[Set task]:
Please give the listing again in its entirety, exactly as written.
▬▬▬▬▬▬
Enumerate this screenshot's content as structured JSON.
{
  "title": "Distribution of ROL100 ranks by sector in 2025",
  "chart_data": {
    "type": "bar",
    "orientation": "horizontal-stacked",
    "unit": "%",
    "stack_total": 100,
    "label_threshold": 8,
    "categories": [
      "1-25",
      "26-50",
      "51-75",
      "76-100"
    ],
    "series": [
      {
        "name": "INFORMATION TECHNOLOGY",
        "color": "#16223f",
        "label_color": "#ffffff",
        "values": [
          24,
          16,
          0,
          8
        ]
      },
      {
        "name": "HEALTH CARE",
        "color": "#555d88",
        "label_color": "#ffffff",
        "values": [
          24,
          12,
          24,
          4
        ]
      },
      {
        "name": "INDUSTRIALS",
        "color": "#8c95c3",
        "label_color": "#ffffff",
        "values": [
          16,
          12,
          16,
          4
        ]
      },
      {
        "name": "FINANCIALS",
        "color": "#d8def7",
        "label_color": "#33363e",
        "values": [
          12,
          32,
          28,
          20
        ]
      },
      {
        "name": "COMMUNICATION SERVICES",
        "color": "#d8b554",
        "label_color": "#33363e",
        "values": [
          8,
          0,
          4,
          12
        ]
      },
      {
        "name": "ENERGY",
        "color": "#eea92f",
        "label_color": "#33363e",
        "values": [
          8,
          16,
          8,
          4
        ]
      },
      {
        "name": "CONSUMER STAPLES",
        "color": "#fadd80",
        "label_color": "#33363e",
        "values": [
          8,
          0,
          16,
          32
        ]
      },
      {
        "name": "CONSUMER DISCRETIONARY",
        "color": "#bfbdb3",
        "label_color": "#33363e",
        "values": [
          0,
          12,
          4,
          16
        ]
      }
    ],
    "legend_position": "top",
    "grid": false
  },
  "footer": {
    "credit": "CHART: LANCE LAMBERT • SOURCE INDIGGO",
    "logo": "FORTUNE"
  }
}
▬▬▬▬▬▬
[Output of the task]:
Enumerate this screenshot's content as structured JSON.
{
  "title": "Distribution of ROL100 ranks by sector in 2025",
  "chart_data": {
    "type": "bar",
    "orientation": "horizontal-stacked",
    "unit": "%",
    "stack_total": 100,
    "label_threshold": 8,
    "categories": [
      "1-25",
      "26-50",
      "51-75",
      "76-100"
    ],
    "series": [
      {
        "name": "INFORMATION TECHNOLOGY",
        "color": "#16223f",
        "label_color": "#ffffff",
        "values": [
          24,
          16,
          0,
          8
        ]
      },
      {
        "name": "HEALTH CARE",
        "color": "#555d88",
        "label_color": "#ffffff",
        "values": [
          24,
          12,
          24,
          4
        ]
      },
      {
        "name": "INDUSTRIALS",
        "color": "#8c95c3",
        "label_color": "#ffffff",
        "values": [
          16,
          12,
          16,
          4
        ]
      },
      {
        "name": "FINANCIALS",
        "color": "#d8def7",
        "label_color": "#33363e",
        "values": [
          12,
          32,
          28,
          20
        ]
      },
      {
        "name": "COMMUNICATION SERVICES",
        "color": "#d8b554",
        "label_color": "#33363e",
        "values": [
          8,
          0,
          4,
          12
        ]
      },
      {
        "name": "ENERGY",
        "color": "#eea92f",
        "label_color": "#33363e",
        "values": [
          8,
          16,
          8,
          4
        ]
      },
      {
        "name": "CONSUMER STAPLES",
        "color": "#fadd80",
        "label_color": "#33363e",
        "values": [
          8,
          0,
          16,
          32
        ]
      },
      {
        "name": "CONSUMER DISCRETIONARY",
        "color": "#bfbdb3",
        "label_color": "#33363e",
        "values": [
          0,
          12,
          4,
          16
        ]
      }
    ],
    "legend_position": "top",
    "grid": false
  },
  "footer": {
    "credit": "CHART: LANCE LAMBERT • SOURCE INDIGGO",
    "logo": "FORTUNE"
  }
}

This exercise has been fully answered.